GIVEN DATA:
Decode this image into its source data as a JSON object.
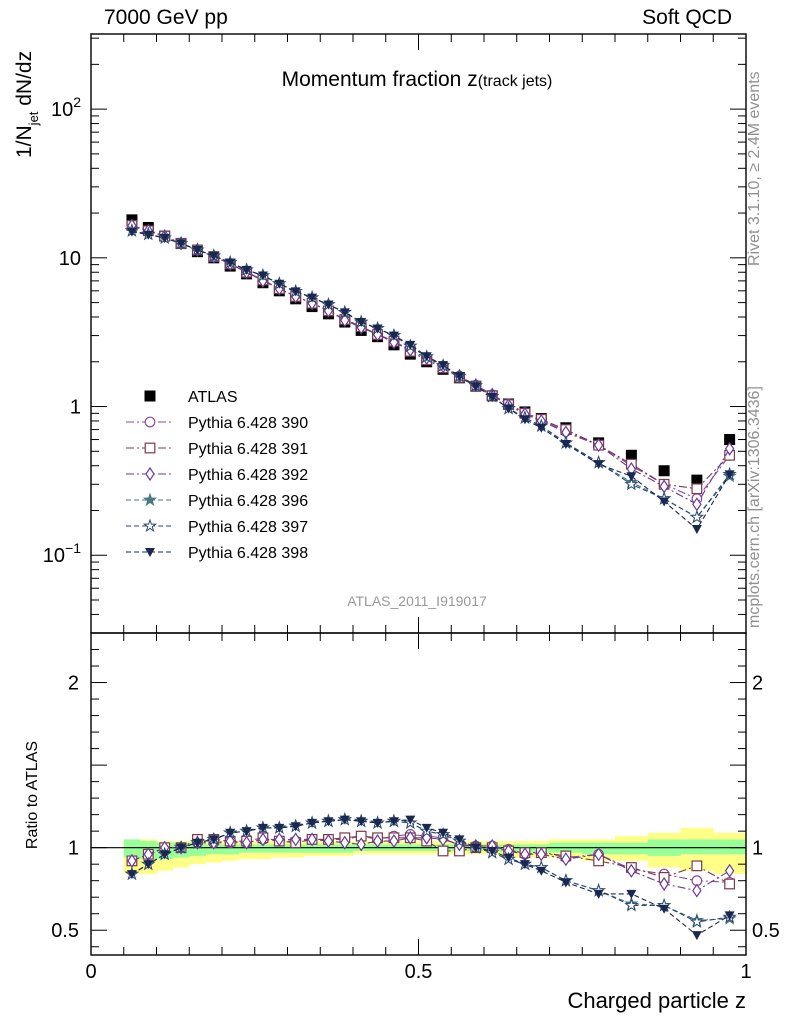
{
  "header": {
    "left": "7000 GeV pp",
    "right": "Soft QCD"
  },
  "side_labels": {
    "rivet": "Rivet 3.1.10, ≥ 2.4M events",
    "mcplots": "mcplots.cern.ch [arXiv:1306.3436]"
  },
  "colors": {
    "data": "#000000",
    "band_inner": "#99ff99",
    "band_outer": "#ffff88"
  },
  "chart_data": [
    {
      "type": "scatter",
      "title": "Momentum fraction z(track jets)",
      "ylabel": "1/N_jet dN/dz",
      "xlabel": "Charged particle z",
      "watermark": "ATLAS_2011_I919017",
      "ylog": true,
      "xlim": [
        0,
        1
      ],
      "ylim": [
        0.03,
        320
      ],
      "yticks": [
        {
          "v": 100,
          "label": "10^2"
        },
        {
          "v": 10,
          "label": "10"
        },
        {
          "v": 1,
          "label": "1"
        },
        {
          "v": 0.1,
          "label": "10^-1"
        }
      ],
      "legend_position": "middle-left",
      "x": [
        0.0625,
        0.0875,
        0.1125,
        0.1375,
        0.1625,
        0.1875,
        0.2125,
        0.2375,
        0.2625,
        0.2875,
        0.3125,
        0.3375,
        0.3625,
        0.3875,
        0.4125,
        0.4375,
        0.4625,
        0.4875,
        0.5125,
        0.5375,
        0.5625,
        0.5875,
        0.6125,
        0.6375,
        0.6625,
        0.6875,
        0.725,
        0.775,
        0.825,
        0.875,
        0.925,
        0.975
      ],
      "series": [
        {
          "name": "ATLAS",
          "marker": "square-filled",
          "color": "#000000",
          "line": "none",
          "values": [
            18.0,
            16.0,
            14.0,
            12.5,
            11.0,
            10.0,
            8.8,
            7.8,
            6.8,
            6.0,
            5.3,
            4.7,
            4.2,
            3.7,
            3.25,
            2.95,
            2.6,
            2.25,
            2.0,
            1.78,
            1.56,
            1.37,
            1.18,
            1.04,
            0.92,
            0.83,
            0.72,
            0.57,
            0.47,
            0.37,
            0.32,
            0.6
          ]
        },
        {
          "name": "Pythia 6.428 390",
          "marker": "circle-open",
          "color": "#8b4b8f",
          "line": "dashdot",
          "values": [
            16.5,
            15.2,
            14.0,
            12.5,
            11.3,
            10.2,
            9.1,
            8.0,
            7.1,
            6.2,
            5.5,
            4.95,
            4.4,
            3.85,
            3.45,
            3.05,
            2.75,
            2.4,
            2.12,
            1.86,
            1.6,
            1.39,
            1.2,
            1.04,
            0.91,
            0.82,
            0.68,
            0.55,
            0.4,
            0.3,
            0.24,
            0.47
          ]
        },
        {
          "name": "Pythia 6.428 391",
          "marker": "square-open",
          "color": "#7a3a50",
          "line": "dashdot",
          "values": [
            16.5,
            15.2,
            14.0,
            12.5,
            11.3,
            10.2,
            9.1,
            8.0,
            7.1,
            6.2,
            5.5,
            4.95,
            4.4,
            3.85,
            3.45,
            3.05,
            2.75,
            2.35,
            2.06,
            1.82,
            1.57,
            1.37,
            1.18,
            1.03,
            0.9,
            0.82,
            0.7,
            0.55,
            0.41,
            0.3,
            0.28,
            0.47
          ]
        },
        {
          "name": "Pythia 6.428 392",
          "marker": "diamond-open",
          "color": "#6a3a9a",
          "line": "dashdot",
          "values": [
            16.5,
            15.2,
            14.0,
            12.5,
            11.3,
            10.2,
            9.1,
            8.0,
            7.0,
            6.2,
            5.5,
            4.95,
            4.4,
            3.8,
            3.4,
            3.05,
            2.7,
            2.4,
            2.12,
            1.86,
            1.6,
            1.39,
            1.2,
            1.02,
            0.89,
            0.8,
            0.67,
            0.55,
            0.38,
            0.29,
            0.22,
            0.52
          ]
        },
        {
          "name": "Pythia 6.428 396",
          "marker": "star-filled",
          "color": "#4a7880",
          "line": "dashed",
          "values": [
            15.2,
            14.4,
            13.6,
            12.5,
            11.3,
            10.3,
            9.3,
            8.3,
            7.6,
            6.7,
            5.95,
            5.4,
            4.85,
            4.3,
            3.7,
            3.35,
            3.0,
            2.55,
            2.16,
            1.88,
            1.6,
            1.38,
            1.17,
            0.97,
            0.84,
            0.74,
            0.57,
            0.42,
            0.31,
            0.24,
            0.18,
            0.34
          ]
        },
        {
          "name": "Pythia 6.428 397",
          "marker": "star-open",
          "color": "#2a4a78",
          "line": "dashed",
          "values": [
            15.2,
            14.4,
            13.6,
            12.5,
            11.3,
            10.3,
            9.3,
            8.3,
            7.6,
            6.7,
            5.95,
            5.4,
            4.85,
            4.3,
            3.7,
            3.35,
            3.0,
            2.55,
            2.16,
            1.88,
            1.6,
            1.38,
            1.17,
            0.97,
            0.84,
            0.74,
            0.57,
            0.42,
            0.3,
            0.24,
            0.18,
            0.35
          ]
        },
        {
          "name": "Pythia 6.428 398",
          "marker": "triangle-down-filled",
          "color": "#1a2850",
          "line": "dashed",
          "values": [
            15.0,
            14.3,
            13.6,
            12.5,
            11.3,
            10.3,
            9.3,
            8.3,
            7.6,
            6.7,
            5.95,
            5.4,
            4.85,
            4.3,
            3.7,
            3.35,
            3.0,
            2.6,
            2.18,
            1.9,
            1.6,
            1.37,
            1.16,
            0.97,
            0.82,
            0.72,
            0.56,
            0.41,
            0.34,
            0.23,
            0.15,
            0.35
          ]
        }
      ]
    },
    {
      "type": "scatter",
      "ylabel": "Ratio to ATLAS",
      "xlabel": "Charged particle z",
      "xlim": [
        0,
        1
      ],
      "ylim": [
        0.35,
        2.3
      ],
      "yticks": [
        {
          "v": 2,
          "label": "2"
        },
        {
          "v": 1,
          "label": "1"
        },
        {
          "v": 0.5,
          "label": "0.5"
        }
      ],
      "xticks": [
        {
          "v": 0,
          "label": "0"
        },
        {
          "v": 0.5,
          "label": "0.5"
        },
        {
          "v": 1,
          "label": "1"
        }
      ],
      "band_edges": [
        0.05,
        0.075,
        0.1,
        0.125,
        0.15,
        0.175,
        0.2,
        0.225,
        0.25,
        0.275,
        0.3,
        0.325,
        0.35,
        0.375,
        0.4,
        0.425,
        0.45,
        0.475,
        0.5,
        0.525,
        0.55,
        0.575,
        0.6,
        0.625,
        0.65,
        0.675,
        0.7,
        0.75,
        0.8,
        0.85,
        0.9,
        0.95,
        1.0
      ],
      "band_inner": [
        [
          0.94,
          1.05
        ],
        [
          0.93,
          1.04
        ],
        [
          0.93,
          1.03
        ],
        [
          0.94,
          1.03
        ],
        [
          0.95,
          1.03
        ],
        [
          0.96,
          1.02
        ],
        [
          0.96,
          1.02
        ],
        [
          0.97,
          1.02
        ],
        [
          0.97,
          1.02
        ],
        [
          0.97,
          1.02
        ],
        [
          0.97,
          1.02
        ],
        [
          0.97,
          1.02
        ],
        [
          0.97,
          1.02
        ],
        [
          0.97,
          1.02
        ],
        [
          0.98,
          1.02
        ],
        [
          0.98,
          1.02
        ],
        [
          0.98,
          1.02
        ],
        [
          0.98,
          1.02
        ],
        [
          0.98,
          1.02
        ],
        [
          0.98,
          1.02
        ],
        [
          0.98,
          1.02
        ],
        [
          0.98,
          1.02
        ],
        [
          0.98,
          1.02
        ],
        [
          0.97,
          1.02
        ],
        [
          0.97,
          1.02
        ],
        [
          0.97,
          1.02
        ],
        [
          0.97,
          1.03
        ],
        [
          0.96,
          1.03
        ],
        [
          0.96,
          1.03
        ],
        [
          0.95,
          1.05
        ],
        [
          0.96,
          1.05
        ],
        [
          0.96,
          1.05
        ]
      ],
      "band_outer": [
        [
          0.84,
          1.05
        ],
        [
          0.84,
          1.05
        ],
        [
          0.86,
          1.04
        ],
        [
          0.88,
          1.04
        ],
        [
          0.9,
          1.04
        ],
        [
          0.91,
          1.04
        ],
        [
          0.92,
          1.04
        ],
        [
          0.93,
          1.04
        ],
        [
          0.93,
          1.04
        ],
        [
          0.94,
          1.04
        ],
        [
          0.94,
          1.04
        ],
        [
          0.95,
          1.04
        ],
        [
          0.95,
          1.04
        ],
        [
          0.95,
          1.04
        ],
        [
          0.96,
          1.04
        ],
        [
          0.96,
          1.04
        ],
        [
          0.96,
          1.04
        ],
        [
          0.96,
          1.04
        ],
        [
          0.96,
          1.04
        ],
        [
          0.96,
          1.04
        ],
        [
          0.96,
          1.04
        ],
        [
          0.96,
          1.04
        ],
        [
          0.96,
          1.04
        ],
        [
          0.94,
          1.04
        ],
        [
          0.94,
          1.04
        ],
        [
          0.94,
          1.04
        ],
        [
          0.94,
          1.05
        ],
        [
          0.92,
          1.05
        ],
        [
          0.92,
          1.07
        ],
        [
          0.88,
          1.09
        ],
        [
          0.86,
          1.12
        ],
        [
          0.84,
          1.09
        ]
      ],
      "series": [
        {
          "name": "Pythia 6.428 390",
          "marker": "circle-open",
          "color": "#8b4b8f",
          "line": "dashdot",
          "values": [
            0.92,
            0.96,
            1.0,
            1.0,
            1.03,
            1.03,
            1.03,
            1.03,
            1.05,
            1.04,
            1.04,
            1.05,
            1.05,
            1.05,
            1.07,
            1.05,
            1.07,
            1.08,
            1.07,
            1.06,
            1.01,
            1.01,
            1.01,
            0.99,
            0.96,
            0.97,
            0.94,
            0.96,
            0.87,
            0.84,
            0.8,
            0.79
          ]
        },
        {
          "name": "Pythia 6.428 391",
          "marker": "square-open",
          "color": "#7a3a50",
          "line": "dashdot",
          "values": [
            0.92,
            0.96,
            1.0,
            1.0,
            1.05,
            1.05,
            1.04,
            1.04,
            1.06,
            1.04,
            1.03,
            1.05,
            1.05,
            1.06,
            1.07,
            1.06,
            1.06,
            1.06,
            1.04,
            0.98,
            0.98,
            1.0,
            1.0,
            0.98,
            0.97,
            0.97,
            0.95,
            0.92,
            0.88,
            0.82,
            0.89,
            0.78
          ]
        },
        {
          "name": "Pythia 6.428 392",
          "marker": "diamond-open",
          "color": "#6a3a9a",
          "line": "dashdot",
          "values": [
            0.92,
            0.96,
            1.0,
            1.0,
            1.03,
            1.03,
            1.04,
            1.03,
            1.05,
            1.05,
            1.05,
            1.05,
            1.04,
            1.03,
            1.02,
            1.04,
            1.04,
            1.06,
            1.06,
            1.05,
            1.02,
            1.01,
            1.01,
            0.98,
            0.96,
            0.96,
            0.93,
            0.96,
            0.86,
            0.78,
            0.74,
            0.86
          ]
        },
        {
          "name": "Pythia 6.428 396",
          "marker": "star-filled",
          "color": "#4a7880",
          "line": "dashed",
          "values": [
            0.84,
            0.9,
            0.96,
            1.0,
            1.03,
            1.05,
            1.09,
            1.1,
            1.12,
            1.12,
            1.13,
            1.15,
            1.16,
            1.17,
            1.16,
            1.15,
            1.16,
            1.15,
            1.1,
            1.08,
            1.04,
            1.0,
            0.97,
            0.93,
            0.9,
            0.88,
            0.8,
            0.74,
            0.66,
            0.65,
            0.56,
            0.57
          ]
        },
        {
          "name": "Pythia 6.428 397",
          "marker": "star-open",
          "color": "#2a4a78",
          "line": "dashed",
          "values": [
            0.84,
            0.9,
            0.96,
            1.0,
            1.03,
            1.05,
            1.09,
            1.1,
            1.12,
            1.12,
            1.13,
            1.15,
            1.16,
            1.17,
            1.16,
            1.15,
            1.16,
            1.15,
            1.1,
            1.08,
            1.04,
            1.0,
            0.97,
            0.93,
            0.9,
            0.88,
            0.8,
            0.74,
            0.65,
            0.65,
            0.55,
            0.58
          ]
        },
        {
          "name": "Pythia 6.428 398",
          "marker": "triangle-down-filled",
          "color": "#1a2850",
          "line": "dashed",
          "values": [
            0.84,
            0.9,
            0.96,
            1.0,
            1.03,
            1.05,
            1.09,
            1.1,
            1.12,
            1.12,
            1.13,
            1.15,
            1.16,
            1.17,
            1.16,
            1.15,
            1.16,
            1.17,
            1.12,
            1.09,
            1.05,
            1.0,
            0.98,
            0.94,
            0.9,
            0.86,
            0.79,
            0.72,
            0.72,
            0.63,
            0.47,
            0.59
          ]
        }
      ]
    }
  ]
}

STATED EXERCISE: Which lines hold the word "ylabel"? Return all of them from the records above.

ANSWER TO THIS PROBLEM:
      "ylabel": "1/N_jet dN/dz",
      "ylabel": "Ratio to ATLAS",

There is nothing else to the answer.